### Materials provided
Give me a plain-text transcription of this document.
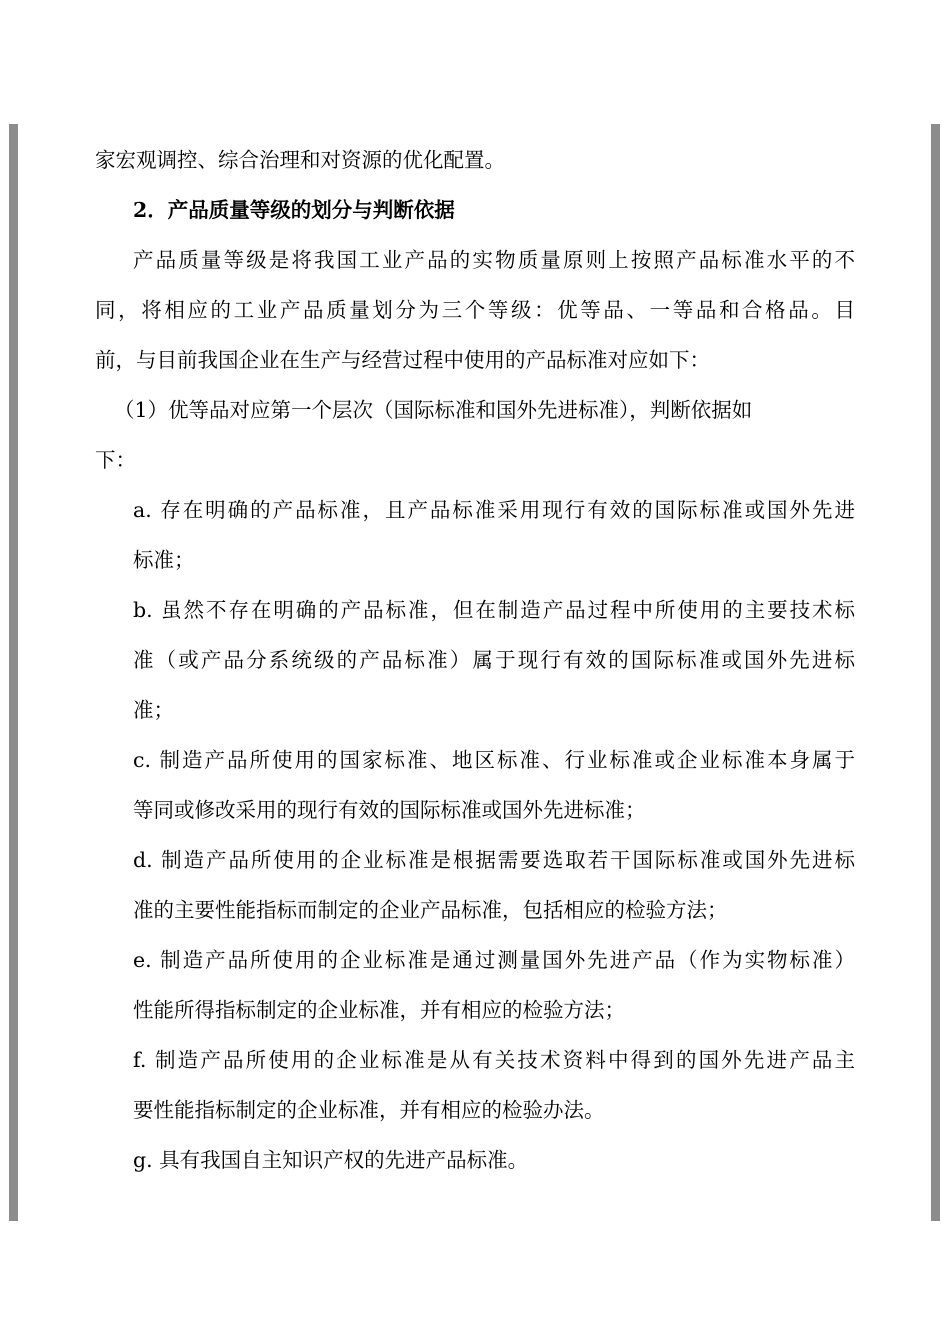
家宏观调控、综合治理和对资源的优化配置。
2．产品质量等级的划分与判断依据
产品质量等级是将我国工业产品的实物质量原则上按照产品标准水平的不
同，将相应的工业产品质量划分为三个等级：优等品、一等品和合格品。目
前，与目前我国企业在生产与经营过程中使用的产品标准对应如下：
（1）优等品对应第一个层次（国际标准和国外先进标准），判断依据如
下：
a. 存在明确的产品标准，且产品标准采用现行有效的国际标准或国外先进
标准；
b. 虽然不存在明确的产品标准，但在制造产品过程中所使用的主要技术标
准（或产品分系统级的产品标准）属于现行有效的国际标准或国外先进标
准；
c. 制造产品所使用的国家标准、地区标准、行业标准或企业标准本身属于
等同或修改采用的现行有效的国际标准或国外先进标准；
d. 制造产品所使用的企业标准是根据需要选取若干国际标准或国外先进标
准的主要性能指标而制定的企业产品标准，包括相应的检验方法；
e. 制造产品所使用的企业标准是通过测量国外先进产品（作为实物标准）
性能所得指标制定的企业标准，并有相应的检验方法；
f. 制造产品所使用的企业标准是从有关技术资料中得到的国外先进产品主
要性能指标制定的企业标准，并有相应的检验办法。
g. 具有我国自主知识产权的先进产品标准。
######
Task:
Will you set down the records word for word while leaving out every picture?

Final result:
Give me a plain-text transcription of this document.
家宏观调控、综合治理和对资源的优化配置。
2．产品质量等级的划分与判断依据
产品质量等级是将我国工业产品的实物质量原则上按照产品标准水平的不
同，将相应的工业产品质量划分为三个等级：优等品、一等品和合格品。目
前，与目前我国企业在生产与经营过程中使用的产品标准对应如下：
（1）优等品对应第一个层次（国际标准和国外先进标准），判断依据如
下：
a. 存在明确的产品标准，且产品标准采用现行有效的国际标准或国外先进
标准；
b. 虽然不存在明确的产品标准，但在制造产品过程中所使用的主要技术标
准（或产品分系统级的产品标准）属于现行有效的国际标准或国外先进标
准；
c. 制造产品所使用的国家标准、地区标准、行业标准或企业标准本身属于
等同或修改采用的现行有效的国际标准或国外先进标准；
d. 制造产品所使用的企业标准是根据需要选取若干国际标准或国外先进标
准的主要性能指标而制定的企业产品标准，包括相应的检验方法；
e. 制造产品所使用的企业标准是通过测量国外先进产品（作为实物标准）
性能所得指标制定的企业标准，并有相应的检验方法；
f. 制造产品所使用的企业标准是从有关技术资料中得到的国外先进产品主
要性能指标制定的企业标准，并有相应的检验办法。
g. 具有我国自主知识产权的先进产品标准。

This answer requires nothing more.